** start **

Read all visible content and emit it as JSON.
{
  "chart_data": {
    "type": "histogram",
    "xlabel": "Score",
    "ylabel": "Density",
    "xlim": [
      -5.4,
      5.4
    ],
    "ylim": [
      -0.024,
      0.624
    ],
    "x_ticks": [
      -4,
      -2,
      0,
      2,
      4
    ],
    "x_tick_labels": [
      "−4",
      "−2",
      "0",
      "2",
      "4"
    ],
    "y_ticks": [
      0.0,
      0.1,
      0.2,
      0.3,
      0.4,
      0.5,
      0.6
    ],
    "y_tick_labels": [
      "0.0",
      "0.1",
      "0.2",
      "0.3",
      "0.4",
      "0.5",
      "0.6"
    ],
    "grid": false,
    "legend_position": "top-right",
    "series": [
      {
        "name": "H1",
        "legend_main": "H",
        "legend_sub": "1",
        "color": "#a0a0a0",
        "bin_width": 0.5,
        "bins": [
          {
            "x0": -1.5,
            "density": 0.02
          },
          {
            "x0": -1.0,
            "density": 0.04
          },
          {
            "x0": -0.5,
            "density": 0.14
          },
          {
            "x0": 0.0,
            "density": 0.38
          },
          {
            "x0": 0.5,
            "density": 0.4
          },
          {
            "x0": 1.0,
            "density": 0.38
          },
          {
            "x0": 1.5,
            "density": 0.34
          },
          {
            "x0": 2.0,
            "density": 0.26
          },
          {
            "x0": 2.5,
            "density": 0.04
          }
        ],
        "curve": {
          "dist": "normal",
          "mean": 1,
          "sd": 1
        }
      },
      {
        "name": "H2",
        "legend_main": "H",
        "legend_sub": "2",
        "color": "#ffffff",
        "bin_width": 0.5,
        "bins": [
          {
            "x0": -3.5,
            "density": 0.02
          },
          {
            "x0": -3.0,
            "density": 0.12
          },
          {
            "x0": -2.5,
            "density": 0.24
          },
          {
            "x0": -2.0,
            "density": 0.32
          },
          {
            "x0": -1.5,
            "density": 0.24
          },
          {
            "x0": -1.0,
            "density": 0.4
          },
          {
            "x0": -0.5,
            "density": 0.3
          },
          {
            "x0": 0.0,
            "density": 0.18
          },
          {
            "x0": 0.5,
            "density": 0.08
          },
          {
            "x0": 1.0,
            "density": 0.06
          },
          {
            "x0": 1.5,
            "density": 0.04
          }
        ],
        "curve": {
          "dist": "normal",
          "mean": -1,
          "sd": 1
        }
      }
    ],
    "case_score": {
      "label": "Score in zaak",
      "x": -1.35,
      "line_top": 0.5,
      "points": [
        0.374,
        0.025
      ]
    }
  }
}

** end **

Nothing may be left out: return each entry exactly as it reads.

→ SOLUTION TO THIS TASK:
Read all visible content and emit it as JSON.
{
  "chart_data": {
    "type": "histogram",
    "xlabel": "Score",
    "ylabel": "Density",
    "xlim": [
      -5.4,
      5.4
    ],
    "ylim": [
      -0.024,
      0.624
    ],
    "x_ticks": [
      -4,
      -2,
      0,
      2,
      4
    ],
    "x_tick_labels": [
      "−4",
      "−2",
      "0",
      "2",
      "4"
    ],
    "y_ticks": [
      0.0,
      0.1,
      0.2,
      0.3,
      0.4,
      0.5,
      0.6
    ],
    "y_tick_labels": [
      "0.0",
      "0.1",
      "0.2",
      "0.3",
      "0.4",
      "0.5",
      "0.6"
    ],
    "grid": false,
    "legend_position": "top-right",
    "series": [
      {
        "name": "H1",
        "legend_main": "H",
        "legend_sub": "1",
        "color": "#a0a0a0",
        "bin_width": 0.5,
        "bins": [
          {
            "x0": -1.5,
            "density": 0.02
          },
          {
            "x0": -1.0,
            "density": 0.04
          },
          {
            "x0": -0.5,
            "density": 0.14
          },
          {
            "x0": 0.0,
            "density": 0.38
          },
          {
            "x0": 0.5,
            "density": 0.4
          },
          {
            "x0": 1.0,
            "density": 0.38
          },
          {
            "x0": 1.5,
            "density": 0.34
          },
          {
            "x0": 2.0,
            "density": 0.26
          },
          {
            "x0": 2.5,
            "density": 0.04
          }
        ],
        "curve": {
          "dist": "normal",
          "mean": 1,
          "sd": 1
        }
      },
      {
        "name": "H2",
        "legend_main": "H",
        "legend_sub": "2",
        "color": "#ffffff",
        "bin_width": 0.5,
        "bins": [
          {
            "x0": -3.5,
            "density": 0.02
          },
          {
            "x0": -3.0,
            "density": 0.12
          },
          {
            "x0": -2.5,
            "density": 0.24
          },
          {
            "x0": -2.0,
            "density": 0.32
          },
          {
            "x0": -1.5,
            "density": 0.24
          },
          {
            "x0": -1.0,
            "density": 0.4
          },
          {
            "x0": -0.5,
            "density": 0.3
          },
          {
            "x0": 0.0,
            "density": 0.18
          },
          {
            "x0": 0.5,
            "density": 0.08
          },
          {
            "x0": 1.0,
            "density": 0.06
          },
          {
            "x0": 1.5,
            "density": 0.04
          }
        ],
        "curve": {
          "dist": "normal",
          "mean": -1,
          "sd": 1
        }
      }
    ],
    "case_score": {
      "label": "Score in zaak",
      "x": -1.35,
      "line_top": 0.5,
      "points": [
        0.374,
        0.025
      ]
    }
  }
}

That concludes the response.